BRIEF —
Copy out the complete listing, word for word.

ENTRIES SUPPLIED —
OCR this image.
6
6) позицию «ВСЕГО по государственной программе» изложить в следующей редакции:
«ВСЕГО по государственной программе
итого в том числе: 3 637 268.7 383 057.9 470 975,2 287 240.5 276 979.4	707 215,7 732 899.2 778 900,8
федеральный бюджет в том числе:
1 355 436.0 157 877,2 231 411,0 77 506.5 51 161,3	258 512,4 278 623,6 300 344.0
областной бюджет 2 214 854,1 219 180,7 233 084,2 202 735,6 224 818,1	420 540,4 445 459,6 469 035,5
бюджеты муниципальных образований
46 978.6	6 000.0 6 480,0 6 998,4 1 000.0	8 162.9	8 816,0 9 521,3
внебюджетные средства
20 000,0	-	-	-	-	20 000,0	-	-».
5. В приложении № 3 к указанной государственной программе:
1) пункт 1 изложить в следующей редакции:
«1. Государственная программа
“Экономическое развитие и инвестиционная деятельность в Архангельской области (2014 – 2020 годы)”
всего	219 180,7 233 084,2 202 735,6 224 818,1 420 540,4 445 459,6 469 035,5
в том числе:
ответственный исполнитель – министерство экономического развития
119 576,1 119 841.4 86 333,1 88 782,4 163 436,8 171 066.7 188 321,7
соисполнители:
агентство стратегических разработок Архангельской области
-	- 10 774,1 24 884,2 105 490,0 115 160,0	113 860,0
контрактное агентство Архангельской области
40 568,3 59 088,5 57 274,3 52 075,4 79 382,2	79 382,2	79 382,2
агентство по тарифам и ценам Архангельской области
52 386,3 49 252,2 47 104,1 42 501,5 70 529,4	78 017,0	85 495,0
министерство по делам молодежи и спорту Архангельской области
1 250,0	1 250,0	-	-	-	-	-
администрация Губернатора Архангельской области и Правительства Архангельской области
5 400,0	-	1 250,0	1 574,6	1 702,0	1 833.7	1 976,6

ANSWER FOR THE TASK —
OCR this image.
6
6) позицию «ВСЕГО по государственной программе» изложить в следующей редакции:
«ВСЕГО по государственной программе
итого в том числе: 3 637 268.7 383 057.9 470 975,2 287 240.5 276 979.4	707 215,7 732 899.2 778 900,8
федеральный бюджет в том числе:
1 355 436.0 157 877,2 231 411,0 77 506.5 51 161,3	258 512,4 278 623,6 300 344.0
областной бюджет 2 214 854,1 219 180,7 233 084,2 202 735,6 224 818,1	420 540,4 445 459,6 469 035,5
бюджеты муниципальных образований
46 978.6	6 000.0 6 480,0 6 998,4 1 000.0	8 162.9	8 816,0 9 521,3
внебюджетные средства
20 000,0	-	-	-	-	20 000,0	-	-».
5. В приложении № 3 к указанной государственной программе:
1) пункт 1 изложить в следующей редакции:
«1. Государственная программа
“Экономическое развитие и инвестиционная деятельность в Архангельской области (2014 – 2020 годы)”
всего	219 180,7 233 084,2 202 735,6 224 818,1 420 540,4 445 459,6 469 035,5
в том числе:
ответственный исполнитель – министерство экономического развития
119 576,1 119 841.4 86 333,1 88 782,4 163 436,8 171 066.7 188 321,7
соисполнители:
агентство стратегических разработок Архангельской области
-	- 10 774,1 24 884,2 105 490,0 115 160,0	113 860,0
контрактное агентство Архангельской области
40 568,3 59 088,5 57 274,3 52 075,4 79 382,2	79 382,2	79 382,2
агентство по тарифам и ценам Архангельской области
52 386,3 49 252,2 47 104,1 42 501,5 70 529,4	78 017,0	85 495,0
министерство по делам молодежи и спорту Архангельской области
1 250,0	1 250,0	-	-	-	-	-
администрация Губернатора Архангельской области и Правительства Архангельской области
5 400,0	-	1 250,0	1 574,6	1 702,0	1 833.7	1 976,6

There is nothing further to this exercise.